:: What you will do ::
Write out the whole of the material exactly.

■ ■ ■ ■ ■ ■ ■

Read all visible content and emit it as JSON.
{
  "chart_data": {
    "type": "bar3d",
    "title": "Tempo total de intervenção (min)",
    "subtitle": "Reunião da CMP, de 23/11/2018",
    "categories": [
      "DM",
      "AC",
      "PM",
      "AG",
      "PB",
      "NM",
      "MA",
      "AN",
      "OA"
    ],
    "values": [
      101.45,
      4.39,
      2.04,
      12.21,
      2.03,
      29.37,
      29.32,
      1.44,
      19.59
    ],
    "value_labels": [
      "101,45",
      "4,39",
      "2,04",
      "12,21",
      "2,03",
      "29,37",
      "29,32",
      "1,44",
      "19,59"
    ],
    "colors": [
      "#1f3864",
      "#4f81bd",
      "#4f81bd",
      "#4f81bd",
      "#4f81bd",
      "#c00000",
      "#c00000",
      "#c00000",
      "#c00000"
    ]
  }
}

■ ■ ■ ■ ■ ■ ■

:: Written answer ::
Read all visible content and emit it as JSON.
{
  "chart_data": {
    "type": "bar3d",
    "title": "Tempo total de intervenção (min)",
    "subtitle": "Reunião da CMP, de 23/11/2018",
    "categories": [
      "DM",
      "AC",
      "PM",
      "AG",
      "PB",
      "NM",
      "MA",
      "AN",
      "OA"
    ],
    "values": [
      101.45,
      4.39,
      2.04,
      12.21,
      2.03,
      29.37,
      29.32,
      1.44,
      19.59
    ],
    "value_labels": [
      "101,45",
      "4,39",
      "2,04",
      "12,21",
      "2,03",
      "29,37",
      "29,32",
      "1,44",
      "19,59"
    ],
    "colors": [
      "#1f3864",
      "#4f81bd",
      "#4f81bd",
      "#4f81bd",
      "#4f81bd",
      "#c00000",
      "#c00000",
      "#c00000",
      "#c00000"
    ]
  }
}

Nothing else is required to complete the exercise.